[Exercise directions]:
Pick up the gardening piece below on shrinking lawns for Smart Irrigation Month and continue it from its last sentence.

====== Source document

July is designated as Smart Irrigation Month by the Irrigation Association. This month in California is when the rate of evapotranspiration – the use of water by plants and the loss of water from the soil – is highest. Consider reducing the area you have devoted to grass. It may be beautiful to look at, but less might just be more. There are several ways to accomplish this.

You might enlarge the space you have allowed around the base of trees, particularly all our drought-happy oaks. Cut away the sod and add it to your compost heap. Don’t plant these areas; just fill with your choice of mulch. This will focus the attention on the tree rather than on the bed beneath it.

How about enlarging the garden beds that are contiguous to the lawn? Lay out your garden hose to imagine another two feet or more of beds. If you’ve wanted to try some new low-growing perennials, this might be the time. Cut the new edge, lift the sod, turn over and chop, chop, chop. Let the old sod create compost, and by fall or next spring, it will be ready to plant. In the meantime you can be reading the catalogs and making your selections.

An excellent planning catalog that speaks to the conditions we have in the foothills is “High Country Gardens,” located in Santa Fe, New Mexico. Besides the enticing photographs, they offer good descriptions of plant growth habits and indicate which plants are deer and rabbit resistant, how much water they require, and whether the plant needs sun or shade. Call 800-925-9387. You can check out their website: http://www.highcountrygardens.com/ .

============
====== Data to examine

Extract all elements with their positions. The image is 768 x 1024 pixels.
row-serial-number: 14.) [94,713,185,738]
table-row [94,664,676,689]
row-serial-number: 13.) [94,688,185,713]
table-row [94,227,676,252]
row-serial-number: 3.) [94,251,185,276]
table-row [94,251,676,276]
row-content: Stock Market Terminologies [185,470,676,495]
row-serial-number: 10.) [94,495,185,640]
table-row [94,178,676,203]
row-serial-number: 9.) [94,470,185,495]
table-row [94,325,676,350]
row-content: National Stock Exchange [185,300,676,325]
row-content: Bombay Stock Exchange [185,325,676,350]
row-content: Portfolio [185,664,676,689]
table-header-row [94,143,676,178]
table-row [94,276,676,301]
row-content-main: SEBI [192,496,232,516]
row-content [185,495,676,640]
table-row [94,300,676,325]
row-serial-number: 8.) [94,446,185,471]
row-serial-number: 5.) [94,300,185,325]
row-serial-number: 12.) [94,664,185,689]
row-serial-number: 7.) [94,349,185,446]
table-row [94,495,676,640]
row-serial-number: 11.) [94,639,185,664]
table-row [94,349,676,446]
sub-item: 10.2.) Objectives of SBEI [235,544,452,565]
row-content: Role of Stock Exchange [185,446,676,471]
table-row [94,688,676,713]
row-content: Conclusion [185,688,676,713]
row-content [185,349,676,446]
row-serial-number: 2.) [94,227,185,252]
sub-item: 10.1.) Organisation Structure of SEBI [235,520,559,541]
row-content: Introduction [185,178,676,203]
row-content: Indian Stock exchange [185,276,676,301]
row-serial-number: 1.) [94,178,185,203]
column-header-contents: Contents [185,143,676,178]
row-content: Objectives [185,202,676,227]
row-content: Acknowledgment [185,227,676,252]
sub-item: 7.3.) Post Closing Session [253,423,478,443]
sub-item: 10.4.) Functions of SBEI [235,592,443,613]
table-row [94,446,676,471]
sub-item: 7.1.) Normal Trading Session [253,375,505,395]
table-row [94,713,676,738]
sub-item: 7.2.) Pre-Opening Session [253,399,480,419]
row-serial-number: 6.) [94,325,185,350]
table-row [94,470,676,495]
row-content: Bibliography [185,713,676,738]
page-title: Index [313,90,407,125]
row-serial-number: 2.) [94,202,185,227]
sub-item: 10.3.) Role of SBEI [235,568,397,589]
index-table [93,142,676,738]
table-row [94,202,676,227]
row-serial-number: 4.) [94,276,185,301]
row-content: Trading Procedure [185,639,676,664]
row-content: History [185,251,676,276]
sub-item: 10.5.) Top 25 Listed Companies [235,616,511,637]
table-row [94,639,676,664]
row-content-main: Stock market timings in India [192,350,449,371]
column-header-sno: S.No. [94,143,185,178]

============

[Answer to this task]:
You could also create a new bed like an island within the lawn. Think green and low maintenance. Try planting a variety of shrubs with different colors and textures. Be sure all your selections require about the same amount of water and sun. You’ll be surprised what an interesting bed you will have created. The “look” will be quiet, serene, and even elegant— in contrast to your colorful beds elsewhere.

A more ambitious project would be to create a labyrinth within the lawn. Webster defines this word as a devious arrangement of linear patterns forming a design, and anything that is bewildering by its complexity. We envision a circular area, with paths that twist and turn leading eventually into the center and out again, the purpose being to allow slow meandering and meditating. Entering a labyrinth from the outside, you pad slowly along paths of tamped earth or decomposed granite, walking gently to and fro, in and out, until you reach the center…and then return. Think of it as a metaphor for life—we know not where our individual paths will lead.

All of these suggestions will require some alterations in the irrigation system, if there is one. You’ll be delighted with a new feature in your garden, which will reduce your dependence upon water. And you’ll love your shrinking water bill. Check with the Department of Water Resources Lawn Rebate Program: http://www.water.ca.gov/turf/

Joan Bergsund was a University of California Cooperative Extension Master Gardener of Tuolumne County.